═════ LISTED ENTRIES

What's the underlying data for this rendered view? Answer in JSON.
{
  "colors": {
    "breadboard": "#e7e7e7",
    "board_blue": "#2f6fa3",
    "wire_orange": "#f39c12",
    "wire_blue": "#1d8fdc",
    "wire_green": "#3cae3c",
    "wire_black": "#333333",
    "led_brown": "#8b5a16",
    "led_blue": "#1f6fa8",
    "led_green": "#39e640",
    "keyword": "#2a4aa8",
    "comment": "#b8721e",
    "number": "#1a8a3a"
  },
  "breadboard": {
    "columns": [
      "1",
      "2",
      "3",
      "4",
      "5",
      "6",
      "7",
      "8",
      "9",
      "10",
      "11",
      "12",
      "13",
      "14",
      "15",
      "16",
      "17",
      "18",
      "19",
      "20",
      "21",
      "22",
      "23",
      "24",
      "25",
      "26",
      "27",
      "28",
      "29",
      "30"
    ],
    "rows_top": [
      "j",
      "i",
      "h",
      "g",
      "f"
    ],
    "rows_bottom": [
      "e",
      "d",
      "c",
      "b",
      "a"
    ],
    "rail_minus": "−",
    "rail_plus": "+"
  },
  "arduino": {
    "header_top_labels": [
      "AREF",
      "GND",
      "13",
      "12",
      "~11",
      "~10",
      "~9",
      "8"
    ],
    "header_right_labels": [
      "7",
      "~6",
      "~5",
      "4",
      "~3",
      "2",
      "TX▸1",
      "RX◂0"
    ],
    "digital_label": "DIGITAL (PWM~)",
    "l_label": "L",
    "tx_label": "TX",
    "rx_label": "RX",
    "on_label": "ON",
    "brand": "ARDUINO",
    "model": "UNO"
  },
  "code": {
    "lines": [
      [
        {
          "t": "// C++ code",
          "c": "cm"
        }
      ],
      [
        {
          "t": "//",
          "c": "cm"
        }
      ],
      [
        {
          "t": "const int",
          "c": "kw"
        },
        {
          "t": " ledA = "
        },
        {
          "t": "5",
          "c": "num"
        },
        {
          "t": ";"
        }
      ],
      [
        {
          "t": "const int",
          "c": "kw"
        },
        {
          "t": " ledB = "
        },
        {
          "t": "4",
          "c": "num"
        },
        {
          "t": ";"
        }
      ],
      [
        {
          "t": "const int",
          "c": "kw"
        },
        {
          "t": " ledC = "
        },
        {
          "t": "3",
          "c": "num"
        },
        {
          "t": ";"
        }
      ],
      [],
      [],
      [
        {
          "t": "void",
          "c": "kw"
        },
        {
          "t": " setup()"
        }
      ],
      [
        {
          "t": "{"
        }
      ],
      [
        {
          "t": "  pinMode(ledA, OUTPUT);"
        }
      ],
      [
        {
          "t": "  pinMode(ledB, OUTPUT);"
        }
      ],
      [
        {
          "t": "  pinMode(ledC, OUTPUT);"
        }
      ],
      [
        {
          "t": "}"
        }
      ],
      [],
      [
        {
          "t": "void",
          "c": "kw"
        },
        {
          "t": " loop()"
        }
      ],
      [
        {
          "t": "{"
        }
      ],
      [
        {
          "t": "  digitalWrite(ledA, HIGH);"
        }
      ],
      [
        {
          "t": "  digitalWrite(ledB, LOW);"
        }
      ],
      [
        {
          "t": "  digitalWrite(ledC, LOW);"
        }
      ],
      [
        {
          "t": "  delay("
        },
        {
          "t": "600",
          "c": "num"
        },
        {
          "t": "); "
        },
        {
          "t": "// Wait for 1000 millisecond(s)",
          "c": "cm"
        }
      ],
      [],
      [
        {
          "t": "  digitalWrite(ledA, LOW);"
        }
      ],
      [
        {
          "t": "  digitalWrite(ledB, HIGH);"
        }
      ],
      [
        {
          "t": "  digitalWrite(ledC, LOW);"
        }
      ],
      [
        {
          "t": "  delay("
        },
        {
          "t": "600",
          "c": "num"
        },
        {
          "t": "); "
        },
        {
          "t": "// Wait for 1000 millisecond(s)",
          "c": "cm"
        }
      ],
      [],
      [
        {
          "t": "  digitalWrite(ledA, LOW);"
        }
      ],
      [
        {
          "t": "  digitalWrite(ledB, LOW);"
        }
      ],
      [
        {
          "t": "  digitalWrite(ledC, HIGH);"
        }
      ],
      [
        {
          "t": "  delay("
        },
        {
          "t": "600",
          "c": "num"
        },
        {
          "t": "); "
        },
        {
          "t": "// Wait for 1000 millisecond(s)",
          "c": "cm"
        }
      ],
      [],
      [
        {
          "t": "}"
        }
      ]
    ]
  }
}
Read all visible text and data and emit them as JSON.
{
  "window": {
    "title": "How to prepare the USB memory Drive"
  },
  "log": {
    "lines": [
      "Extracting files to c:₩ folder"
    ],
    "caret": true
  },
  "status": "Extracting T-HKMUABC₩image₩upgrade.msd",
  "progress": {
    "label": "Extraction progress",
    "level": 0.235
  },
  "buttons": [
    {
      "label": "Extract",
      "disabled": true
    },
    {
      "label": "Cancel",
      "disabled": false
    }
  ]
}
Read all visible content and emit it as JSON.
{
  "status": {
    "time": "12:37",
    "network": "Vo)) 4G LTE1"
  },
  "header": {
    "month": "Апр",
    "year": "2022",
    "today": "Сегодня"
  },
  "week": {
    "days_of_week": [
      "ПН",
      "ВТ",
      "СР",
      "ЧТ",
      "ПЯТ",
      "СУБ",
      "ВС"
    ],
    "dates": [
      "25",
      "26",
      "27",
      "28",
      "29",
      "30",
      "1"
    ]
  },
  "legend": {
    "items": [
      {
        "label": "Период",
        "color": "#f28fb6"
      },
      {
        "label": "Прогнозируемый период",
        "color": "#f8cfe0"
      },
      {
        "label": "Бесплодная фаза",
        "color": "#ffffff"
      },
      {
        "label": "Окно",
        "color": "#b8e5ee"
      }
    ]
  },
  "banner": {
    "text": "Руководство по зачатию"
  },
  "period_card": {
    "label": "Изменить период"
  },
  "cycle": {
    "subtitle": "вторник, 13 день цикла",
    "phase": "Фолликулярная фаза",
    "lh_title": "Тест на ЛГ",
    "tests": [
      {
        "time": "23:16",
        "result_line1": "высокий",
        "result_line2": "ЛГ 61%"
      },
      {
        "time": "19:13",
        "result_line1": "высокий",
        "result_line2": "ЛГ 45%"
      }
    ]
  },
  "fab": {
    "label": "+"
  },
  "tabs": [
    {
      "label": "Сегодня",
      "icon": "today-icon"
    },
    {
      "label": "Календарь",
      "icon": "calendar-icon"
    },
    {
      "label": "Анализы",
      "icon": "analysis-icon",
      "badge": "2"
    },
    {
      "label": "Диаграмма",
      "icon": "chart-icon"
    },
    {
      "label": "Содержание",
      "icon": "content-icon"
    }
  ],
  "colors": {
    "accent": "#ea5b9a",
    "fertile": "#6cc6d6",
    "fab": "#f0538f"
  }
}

══════════

_WHAT THE TASK ASKS_. Please return the data above exactly as given.

_WRITTEN SOLUTION_.
What's the underlying data for this rendered view? Answer in JSON.
{
  "colors": {
    "breadboard": "#e7e7e7",
    "board_blue": "#2f6fa3",
    "wire_orange": "#f39c12",
    "wire_blue": "#1d8fdc",
    "wire_green": "#3cae3c",
    "wire_black": "#333333",
    "led_brown": "#8b5a16",
    "led_blue": "#1f6fa8",
    "led_green": "#39e640",
    "keyword": "#2a4aa8",
    "comment": "#b8721e",
    "number": "#1a8a3a"
  },
  "breadboard": {
    "columns": [
      "1",
      "2",
      "3",
      "4",
      "5",
      "6",
      "7",
      "8",
      "9",
      "10",
      "11",
      "12",
      "13",
      "14",
      "15",
      "16",
      "17",
      "18",
      "19",
      "20",
      "21",
      "22",
      "23",
      "24",
      "25",
      "26",
      "27",
      "28",
      "29",
      "30"
    ],
    "rows_top": [
      "j",
      "i",
      "h",
      "g",
      "f"
    ],
    "rows_bottom": [
      "e",
      "d",
      "c",
      "b",
      "a"
    ],
    "rail_minus": "−",
    "rail_plus": "+"
  },
  "arduino": {
    "header_top_labels": [
      "AREF",
      "GND",
      "13",
      "12",
      "~11",
      "~10",
      "~9",
      "8"
    ],
    "header_right_labels": [
      "7",
      "~6",
      "~5",
      "4",
      "~3",
      "2",
      "TX▸1",
      "RX◂0"
    ],
    "digital_label": "DIGITAL (PWM~)",
    "l_label": "L",
    "tx_label": "TX",
    "rx_label": "RX",
    "on_label": "ON",
    "brand": "ARDUINO",
    "model": "UNO"
  },
  "code": {
    "lines": [
      [
        {
          "t": "// C++ code",
          "c": "cm"
        }
      ],
      [
        {
          "t": "//",
          "c": "cm"
        }
      ],
      [
        {
          "t": "const int",
          "c": "kw"
        },
        {
          "t": " ledA = "
        },
        {
          "t": "5",
          "c": "num"
        },
        {
          "t": ";"
        }
      ],
      [
        {
          "t": "const int",
          "c": "kw"
        },
        {
          "t": " ledB = "
        },
        {
          "t": "4",
          "c": "num"
        },
        {
          "t": ";"
        }
      ],
      [
        {
          "t": "const int",
          "c": "kw"
        },
        {
          "t": " ledC = "
        },
        {
          "t": "3",
          "c": "num"
        },
        {
          "t": ";"
        }
      ],
      [],
      [],
      [
        {
          "t": "void",
          "c": "kw"
        },
        {
          "t": " setup()"
        }
      ],
      [
        {
          "t": "{"
        }
      ],
      [
        {
          "t": "  pinMode(ledA, OUTPUT);"
        }
      ],
      [
        {
          "t": "  pinMode(ledB, OUTPUT);"
        }
      ],
      [
        {
          "t": "  pinMode(ledC, OUTPUT);"
        }
      ],
      [
        {
          "t": "}"
        }
      ],
      [],
      [
        {
          "t": "void",
          "c": "kw"
        },
        {
          "t": " loop()"
        }
      ],
      [
        {
          "t": "{"
        }
      ],
      [
        {
          "t": "  digitalWrite(ledA, HIGH);"
        }
      ],
      [
        {
          "t": "  digitalWrite(ledB, LOW);"
        }
      ],
      [
        {
          "t": "  digitalWrite(ledC, LOW);"
        }
      ],
      [
        {
          "t": "  delay("
        },
        {
          "t": "600",
          "c": "num"
        },
        {
          "t": "); "
        },
        {
          "t": "// Wait for 1000 millisecond(s)",
          "c": "cm"
        }
      ],
      [],
      [
        {
          "t": "  digitalWrite(ledA, LOW);"
        }
      ],
      [
        {
          "t": "  digitalWrite(ledB, HIGH);"
        }
      ],
      [
        {
          "t": "  digitalWrite(ledC, LOW);"
        }
      ],
      [
        {
          "t": "  delay("
        },
        {
          "t": "600",
          "c": "num"
        },
        {
          "t": "); "
        },
        {
          "t": "// Wait for 1000 millisecond(s)",
          "c": "cm"
        }
      ],
      [],
      [
        {
          "t": "  digitalWrite(ledA, LOW);"
        }
      ],
      [
        {
          "t": "  digitalWrite(ledB, LOW);"
        }
      ],
      [
        {
          "t": "  digitalWrite(ledC, HIGH);"
        }
      ],
      [
        {
          "t": "  delay("
        },
        {
          "t": "600",
          "c": "num"
        },
        {
          "t": "); "
        },
        {
          "t": "// Wait for 1000 millisecond(s)",
          "c": "cm"
        }
      ],
      [],
      [
        {
          "t": "}"
        }
      ]
    ]
  }
}
Read all visible text and data and emit them as JSON.
{
  "window": {
    "title": "How to prepare the USB memory Drive"
  },
  "log": {
    "lines": [
      "Extracting files to c:₩ folder"
    ],
    "caret": true
  },
  "status": "Extracting T-HKMUABC₩image₩upgrade.msd",
  "progress": {
    "label": "Extraction progress",
    "level": 0.235
  },
  "buttons": [
    {
      "label": "Extract",
      "disabled": true
    },
    {
      "label": "Cancel",
      "disabled": false
    }
  ]
}
Read all visible content and emit it as JSON.
{
  "status": {
    "time": "12:37",
    "network": "Vo)) 4G LTE1"
  },
  "header": {
    "month": "Апр",
    "year": "2022",
    "today": "Сегодня"
  },
  "week": {
    "days_of_week": [
      "ПН",
      "ВТ",
      "СР",
      "ЧТ",
      "ПЯТ",
      "СУБ",
      "ВС"
    ],
    "dates": [
      "25",
      "26",
      "27",
      "28",
      "29",
      "30",
      "1"
    ]
  },
  "legend": {
    "items": [
      {
        "label": "Период",
        "color": "#f28fb6"
      },
      {
        "label": "Прогнозируемый период",
        "color": "#f8cfe0"
      },
      {
        "label": "Бесплодная фаза",
        "color": "#ffffff"
      },
      {
        "label": "Окно",
        "color": "#b8e5ee"
      }
    ]
  },
  "banner": {
    "text": "Руководство по зачатию"
  },
  "period_card": {
    "label": "Изменить период"
  },
  "cycle": {
    "subtitle": "вторник, 13 день цикла",
    "phase": "Фолликулярная фаза",
    "lh_title": "Тест на ЛГ",
    "tests": [
      {
        "time": "23:16",
        "result_line1": "высокий",
        "result_line2": "ЛГ 61%"
      },
      {
        "time": "19:13",
        "result_line1": "высокий",
        "result_line2": "ЛГ 45%"
      }
    ]
  },
  "fab": {
    "label": "+"
  },
  "tabs": [
    {
      "label": "Сегодня",
      "icon": "today-icon"
    },
    {
      "label": "Календарь",
      "icon": "calendar-icon"
    },
    {
      "label": "Анализы",
      "icon": "analysis-icon",
      "badge": "2"
    },
    {
      "label": "Диаграмма",
      "icon": "chart-icon"
    },
    {
      "label": "Содержание",
      "icon": "content-icon"
    }
  ],
  "colors": {
    "accent": "#ea5b9a",
    "fertile": "#6cc6d6",
    "fab": "#f0538f"
  }
}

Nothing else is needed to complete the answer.